Exercise description:
Copy every entry exactly.

Figure content listings:
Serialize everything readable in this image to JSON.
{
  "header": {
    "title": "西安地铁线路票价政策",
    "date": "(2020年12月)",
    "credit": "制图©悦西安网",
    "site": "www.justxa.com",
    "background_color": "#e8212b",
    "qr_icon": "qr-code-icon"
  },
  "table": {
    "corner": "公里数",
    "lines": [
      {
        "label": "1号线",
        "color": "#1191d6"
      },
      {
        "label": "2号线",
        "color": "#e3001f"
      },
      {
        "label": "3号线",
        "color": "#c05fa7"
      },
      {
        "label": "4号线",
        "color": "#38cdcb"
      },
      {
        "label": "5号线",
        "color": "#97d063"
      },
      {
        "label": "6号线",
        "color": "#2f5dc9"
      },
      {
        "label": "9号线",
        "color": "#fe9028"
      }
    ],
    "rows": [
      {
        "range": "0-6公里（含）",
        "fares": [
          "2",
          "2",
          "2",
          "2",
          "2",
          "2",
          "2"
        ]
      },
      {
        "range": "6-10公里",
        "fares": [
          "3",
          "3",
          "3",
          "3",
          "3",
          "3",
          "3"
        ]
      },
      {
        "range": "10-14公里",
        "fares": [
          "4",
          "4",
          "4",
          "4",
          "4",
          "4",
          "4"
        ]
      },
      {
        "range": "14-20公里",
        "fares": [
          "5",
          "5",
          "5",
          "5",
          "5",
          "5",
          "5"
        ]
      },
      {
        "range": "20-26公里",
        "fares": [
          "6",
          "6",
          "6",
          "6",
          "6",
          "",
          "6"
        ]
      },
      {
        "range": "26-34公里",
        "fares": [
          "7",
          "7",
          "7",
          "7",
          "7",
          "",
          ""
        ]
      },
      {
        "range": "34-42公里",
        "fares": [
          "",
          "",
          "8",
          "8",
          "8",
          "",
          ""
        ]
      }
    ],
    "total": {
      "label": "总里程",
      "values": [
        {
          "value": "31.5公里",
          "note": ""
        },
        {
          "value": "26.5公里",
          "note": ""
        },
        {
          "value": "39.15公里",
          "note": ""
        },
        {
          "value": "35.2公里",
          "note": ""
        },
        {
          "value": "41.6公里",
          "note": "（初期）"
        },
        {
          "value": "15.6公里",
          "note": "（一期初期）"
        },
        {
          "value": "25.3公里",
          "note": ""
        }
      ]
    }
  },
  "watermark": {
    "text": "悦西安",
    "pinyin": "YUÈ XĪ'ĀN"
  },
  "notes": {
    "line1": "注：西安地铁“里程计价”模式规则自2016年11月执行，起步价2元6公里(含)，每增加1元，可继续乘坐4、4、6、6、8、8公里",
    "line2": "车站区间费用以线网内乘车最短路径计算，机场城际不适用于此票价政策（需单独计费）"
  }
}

The output:
Serialize everything readable in this image to JSON.
{
  "header": {
    "title": "西安地铁线路票价政策",
    "date": "(2020年12月)",
    "credit": "制图©悦西安网",
    "site": "www.justxa.com",
    "background_color": "#e8212b",
    "qr_icon": "qr-code-icon"
  },
  "table": {
    "corner": "公里数",
    "lines": [
      {
        "label": "1号线",
        "color": "#1191d6"
      },
      {
        "label": "2号线",
        "color": "#e3001f"
      },
      {
        "label": "3号线",
        "color": "#c05fa7"
      },
      {
        "label": "4号线",
        "color": "#38cdcb"
      },
      {
        "label": "5号线",
        "color": "#97d063"
      },
      {
        "label": "6号线",
        "color": "#2f5dc9"
      },
      {
        "label": "9号线",
        "color": "#fe9028"
      }
    ],
    "rows": [
      {
        "range": "0-6公里（含）",
        "fares": [
          "2",
          "2",
          "2",
          "2",
          "2",
          "2",
          "2"
        ]
      },
      {
        "range": "6-10公里",
        "fares": [
          "3",
          "3",
          "3",
          "3",
          "3",
          "3",
          "3"
        ]
      },
      {
        "range": "10-14公里",
        "fares": [
          "4",
          "4",
          "4",
          "4",
          "4",
          "4",
          "4"
        ]
      },
      {
        "range": "14-20公里",
        "fares": [
          "5",
          "5",
          "5",
          "5",
          "5",
          "5",
          "5"
        ]
      },
      {
        "range": "20-26公里",
        "fares": [
          "6",
          "6",
          "6",
          "6",
          "6",
          "",
          "6"
        ]
      },
      {
        "range": "26-34公里",
        "fares": [
          "7",
          "7",
          "7",
          "7",
          "7",
          "",
          ""
        ]
      },
      {
        "range": "34-42公里",
        "fares": [
          "",
          "",
          "8",
          "8",
          "8",
          "",
          ""
        ]
      }
    ],
    "total": {
      "label": "总里程",
      "values": [
        {
          "value": "31.5公里",
          "note": ""
        },
        {
          "value": "26.5公里",
          "note": ""
        },
        {
          "value": "39.15公里",
          "note": ""
        },
        {
          "value": "35.2公里",
          "note": ""
        },
        {
          "value": "41.6公里",
          "note": "（初期）"
        },
        {
          "value": "15.6公里",
          "note": "（一期初期）"
        },
        {
          "value": "25.3公里",
          "note": ""
        }
      ]
    }
  },
  "watermark": {
    "text": "悦西安",
    "pinyin": "YUÈ XĪ'ĀN"
  },
  "notes": {
    "line1": "注：西安地铁“里程计价”模式规则自2016年11月执行，起步价2元6公里(含)，每增加1元，可继续乘坐4、4、6、6、8、8公里",
    "line2": "车站区间费用以线网内乘车最短路径计算，机场城际不适用于此票价政策（需单独计费）"
  }
}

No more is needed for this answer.